(begin)

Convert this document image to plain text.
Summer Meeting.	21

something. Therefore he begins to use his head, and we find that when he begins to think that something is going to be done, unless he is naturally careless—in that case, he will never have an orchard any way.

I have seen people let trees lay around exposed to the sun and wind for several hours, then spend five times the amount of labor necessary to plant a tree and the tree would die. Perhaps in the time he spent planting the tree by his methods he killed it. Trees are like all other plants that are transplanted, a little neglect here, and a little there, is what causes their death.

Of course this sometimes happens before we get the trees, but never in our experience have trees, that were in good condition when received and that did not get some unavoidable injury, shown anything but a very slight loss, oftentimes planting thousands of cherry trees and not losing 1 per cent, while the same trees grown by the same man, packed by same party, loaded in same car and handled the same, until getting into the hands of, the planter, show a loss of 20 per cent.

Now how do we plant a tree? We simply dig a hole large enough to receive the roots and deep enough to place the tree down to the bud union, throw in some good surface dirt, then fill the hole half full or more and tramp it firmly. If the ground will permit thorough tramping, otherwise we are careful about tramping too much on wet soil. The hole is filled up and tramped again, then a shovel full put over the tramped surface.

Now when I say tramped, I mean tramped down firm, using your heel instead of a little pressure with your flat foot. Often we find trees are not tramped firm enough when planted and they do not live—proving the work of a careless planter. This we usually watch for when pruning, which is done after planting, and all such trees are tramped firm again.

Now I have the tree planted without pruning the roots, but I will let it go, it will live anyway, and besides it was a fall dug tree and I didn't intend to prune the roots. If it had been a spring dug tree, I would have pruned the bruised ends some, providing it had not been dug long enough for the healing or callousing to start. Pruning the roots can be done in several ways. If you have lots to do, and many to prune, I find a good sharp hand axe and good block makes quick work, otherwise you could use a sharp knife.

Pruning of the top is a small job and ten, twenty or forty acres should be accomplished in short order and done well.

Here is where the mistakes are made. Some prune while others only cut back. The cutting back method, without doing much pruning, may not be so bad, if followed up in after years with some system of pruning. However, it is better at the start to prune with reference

(end)

● **YOUR INSTRUCTIONS**: The word "while" may occur in lines of the records. Report how many such lines there are, giving only the number.

● **FULL ANSWER**: 2